**REQUIREMENT**
State how many lines of the listing below include the word "arrow". Give only the number.

**INFORMATION PROVIDED**
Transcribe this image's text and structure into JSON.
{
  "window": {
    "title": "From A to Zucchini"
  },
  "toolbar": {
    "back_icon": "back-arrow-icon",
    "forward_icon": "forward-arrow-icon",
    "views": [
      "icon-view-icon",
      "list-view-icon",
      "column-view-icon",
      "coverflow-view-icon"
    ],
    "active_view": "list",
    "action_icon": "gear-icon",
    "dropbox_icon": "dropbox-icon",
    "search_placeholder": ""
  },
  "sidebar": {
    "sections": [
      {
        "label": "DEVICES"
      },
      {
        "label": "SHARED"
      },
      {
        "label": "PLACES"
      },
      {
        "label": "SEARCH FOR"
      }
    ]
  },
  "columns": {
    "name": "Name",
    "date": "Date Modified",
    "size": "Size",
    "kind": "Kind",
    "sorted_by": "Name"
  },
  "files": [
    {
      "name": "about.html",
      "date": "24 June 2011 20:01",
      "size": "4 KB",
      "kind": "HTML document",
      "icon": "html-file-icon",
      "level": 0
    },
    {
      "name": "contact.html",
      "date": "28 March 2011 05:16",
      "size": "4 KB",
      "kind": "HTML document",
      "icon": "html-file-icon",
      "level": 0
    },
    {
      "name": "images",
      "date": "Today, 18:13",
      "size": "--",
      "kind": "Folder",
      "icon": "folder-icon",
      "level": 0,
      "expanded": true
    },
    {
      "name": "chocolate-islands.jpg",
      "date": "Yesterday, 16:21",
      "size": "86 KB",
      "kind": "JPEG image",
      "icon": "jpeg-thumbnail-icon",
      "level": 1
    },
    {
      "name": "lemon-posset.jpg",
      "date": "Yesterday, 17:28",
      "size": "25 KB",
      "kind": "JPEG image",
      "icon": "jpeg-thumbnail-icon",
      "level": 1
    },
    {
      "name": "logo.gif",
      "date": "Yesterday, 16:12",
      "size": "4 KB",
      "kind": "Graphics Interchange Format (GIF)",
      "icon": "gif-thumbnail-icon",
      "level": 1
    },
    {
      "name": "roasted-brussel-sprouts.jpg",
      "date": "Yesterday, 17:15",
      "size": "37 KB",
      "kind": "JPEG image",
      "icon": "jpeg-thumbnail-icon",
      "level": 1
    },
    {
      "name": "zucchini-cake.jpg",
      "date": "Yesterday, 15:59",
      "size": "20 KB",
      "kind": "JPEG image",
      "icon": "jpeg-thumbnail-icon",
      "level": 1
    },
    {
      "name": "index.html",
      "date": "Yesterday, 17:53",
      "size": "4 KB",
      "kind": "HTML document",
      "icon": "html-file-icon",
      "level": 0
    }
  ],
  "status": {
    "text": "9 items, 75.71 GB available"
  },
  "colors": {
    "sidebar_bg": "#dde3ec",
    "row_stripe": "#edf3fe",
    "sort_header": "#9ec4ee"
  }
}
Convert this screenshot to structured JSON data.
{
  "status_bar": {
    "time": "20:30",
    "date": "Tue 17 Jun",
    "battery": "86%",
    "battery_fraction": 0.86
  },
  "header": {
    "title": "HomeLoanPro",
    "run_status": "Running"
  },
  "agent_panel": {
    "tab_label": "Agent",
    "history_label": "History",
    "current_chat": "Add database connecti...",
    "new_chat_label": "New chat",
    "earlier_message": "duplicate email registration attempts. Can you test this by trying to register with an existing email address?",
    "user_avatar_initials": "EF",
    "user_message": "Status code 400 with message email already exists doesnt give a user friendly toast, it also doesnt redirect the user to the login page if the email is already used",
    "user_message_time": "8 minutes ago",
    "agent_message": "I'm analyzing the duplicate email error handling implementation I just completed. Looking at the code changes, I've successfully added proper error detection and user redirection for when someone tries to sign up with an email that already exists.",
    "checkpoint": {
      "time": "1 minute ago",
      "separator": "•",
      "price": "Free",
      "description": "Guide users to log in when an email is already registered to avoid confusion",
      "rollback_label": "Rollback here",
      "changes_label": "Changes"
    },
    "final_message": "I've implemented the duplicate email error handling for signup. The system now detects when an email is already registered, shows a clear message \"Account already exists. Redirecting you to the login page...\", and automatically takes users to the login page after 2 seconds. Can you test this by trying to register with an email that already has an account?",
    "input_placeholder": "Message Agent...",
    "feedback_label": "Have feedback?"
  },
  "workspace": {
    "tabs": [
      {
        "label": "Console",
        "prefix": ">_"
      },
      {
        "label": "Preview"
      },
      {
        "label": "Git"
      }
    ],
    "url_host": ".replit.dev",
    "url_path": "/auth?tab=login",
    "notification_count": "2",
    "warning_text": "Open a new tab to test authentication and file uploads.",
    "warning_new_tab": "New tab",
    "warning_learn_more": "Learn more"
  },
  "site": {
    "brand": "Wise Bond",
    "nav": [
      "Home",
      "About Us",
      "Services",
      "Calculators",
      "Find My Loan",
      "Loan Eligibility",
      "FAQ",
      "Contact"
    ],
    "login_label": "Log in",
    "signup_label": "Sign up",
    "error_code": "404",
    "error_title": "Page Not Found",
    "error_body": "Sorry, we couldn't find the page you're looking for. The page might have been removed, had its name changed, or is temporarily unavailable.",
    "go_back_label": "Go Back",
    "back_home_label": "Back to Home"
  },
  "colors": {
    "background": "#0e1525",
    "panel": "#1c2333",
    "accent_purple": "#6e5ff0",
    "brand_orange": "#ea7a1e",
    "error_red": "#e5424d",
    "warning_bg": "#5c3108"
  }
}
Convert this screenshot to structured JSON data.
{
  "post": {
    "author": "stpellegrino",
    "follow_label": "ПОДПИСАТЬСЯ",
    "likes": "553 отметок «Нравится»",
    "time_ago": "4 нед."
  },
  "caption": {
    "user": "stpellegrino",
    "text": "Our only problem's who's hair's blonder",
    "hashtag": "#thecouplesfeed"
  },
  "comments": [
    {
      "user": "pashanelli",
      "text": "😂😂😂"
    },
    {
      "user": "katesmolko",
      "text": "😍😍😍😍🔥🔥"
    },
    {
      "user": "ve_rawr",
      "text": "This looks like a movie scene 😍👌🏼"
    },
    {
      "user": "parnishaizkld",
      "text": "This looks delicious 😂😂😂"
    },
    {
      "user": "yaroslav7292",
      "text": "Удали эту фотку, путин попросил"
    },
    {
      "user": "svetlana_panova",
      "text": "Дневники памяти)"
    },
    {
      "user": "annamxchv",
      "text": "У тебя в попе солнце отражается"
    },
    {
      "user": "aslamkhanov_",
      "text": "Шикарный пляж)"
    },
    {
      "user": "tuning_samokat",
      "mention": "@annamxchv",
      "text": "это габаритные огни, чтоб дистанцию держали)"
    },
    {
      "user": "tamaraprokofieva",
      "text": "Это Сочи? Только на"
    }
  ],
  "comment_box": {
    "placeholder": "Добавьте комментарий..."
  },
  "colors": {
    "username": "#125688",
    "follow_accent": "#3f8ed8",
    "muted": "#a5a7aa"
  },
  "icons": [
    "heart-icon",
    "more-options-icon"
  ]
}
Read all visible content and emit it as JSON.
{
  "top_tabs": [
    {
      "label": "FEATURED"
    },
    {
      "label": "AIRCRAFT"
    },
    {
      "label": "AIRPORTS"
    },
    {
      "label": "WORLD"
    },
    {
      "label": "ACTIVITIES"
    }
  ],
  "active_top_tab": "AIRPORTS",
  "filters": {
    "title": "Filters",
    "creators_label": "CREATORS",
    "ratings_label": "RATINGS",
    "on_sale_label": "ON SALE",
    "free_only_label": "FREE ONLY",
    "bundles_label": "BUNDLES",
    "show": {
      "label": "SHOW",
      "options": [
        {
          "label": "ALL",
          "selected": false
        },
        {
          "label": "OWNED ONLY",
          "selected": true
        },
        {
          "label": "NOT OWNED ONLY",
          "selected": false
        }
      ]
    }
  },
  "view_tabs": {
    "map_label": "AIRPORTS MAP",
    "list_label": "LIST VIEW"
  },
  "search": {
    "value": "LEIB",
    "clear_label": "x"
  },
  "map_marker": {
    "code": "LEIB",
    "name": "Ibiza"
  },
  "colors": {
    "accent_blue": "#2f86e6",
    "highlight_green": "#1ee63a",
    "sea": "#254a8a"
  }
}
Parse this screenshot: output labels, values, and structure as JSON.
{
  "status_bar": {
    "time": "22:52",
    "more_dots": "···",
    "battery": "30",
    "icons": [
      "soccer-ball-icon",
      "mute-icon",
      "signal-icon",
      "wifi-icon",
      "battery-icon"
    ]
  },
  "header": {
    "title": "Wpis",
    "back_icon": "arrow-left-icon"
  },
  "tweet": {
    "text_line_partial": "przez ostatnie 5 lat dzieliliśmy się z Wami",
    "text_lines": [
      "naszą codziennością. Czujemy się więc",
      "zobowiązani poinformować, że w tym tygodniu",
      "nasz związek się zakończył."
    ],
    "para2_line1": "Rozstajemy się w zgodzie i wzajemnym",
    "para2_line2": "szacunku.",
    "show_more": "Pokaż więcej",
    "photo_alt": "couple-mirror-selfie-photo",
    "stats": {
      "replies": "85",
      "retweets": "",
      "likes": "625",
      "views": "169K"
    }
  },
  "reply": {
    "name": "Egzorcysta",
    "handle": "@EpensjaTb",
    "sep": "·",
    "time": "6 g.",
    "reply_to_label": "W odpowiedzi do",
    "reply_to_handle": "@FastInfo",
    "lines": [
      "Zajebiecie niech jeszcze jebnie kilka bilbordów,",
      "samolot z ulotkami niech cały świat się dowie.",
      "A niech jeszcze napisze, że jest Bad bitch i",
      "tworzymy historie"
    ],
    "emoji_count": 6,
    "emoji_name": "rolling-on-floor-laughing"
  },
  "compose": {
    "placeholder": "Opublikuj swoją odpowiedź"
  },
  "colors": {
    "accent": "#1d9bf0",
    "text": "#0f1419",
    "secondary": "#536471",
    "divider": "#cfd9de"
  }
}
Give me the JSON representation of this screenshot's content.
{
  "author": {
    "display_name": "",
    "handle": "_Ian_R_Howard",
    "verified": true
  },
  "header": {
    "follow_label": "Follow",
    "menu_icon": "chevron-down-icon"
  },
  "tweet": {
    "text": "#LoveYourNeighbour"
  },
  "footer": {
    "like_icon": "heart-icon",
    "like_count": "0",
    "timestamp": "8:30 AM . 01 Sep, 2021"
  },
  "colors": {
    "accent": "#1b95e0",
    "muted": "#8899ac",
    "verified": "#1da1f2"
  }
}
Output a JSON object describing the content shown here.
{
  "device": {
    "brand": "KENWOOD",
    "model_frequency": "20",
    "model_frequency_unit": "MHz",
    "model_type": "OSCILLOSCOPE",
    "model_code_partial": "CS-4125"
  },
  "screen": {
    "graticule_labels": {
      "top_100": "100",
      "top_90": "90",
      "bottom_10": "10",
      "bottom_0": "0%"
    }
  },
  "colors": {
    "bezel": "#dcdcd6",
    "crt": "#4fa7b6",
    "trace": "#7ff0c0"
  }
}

**OUTPUT**
3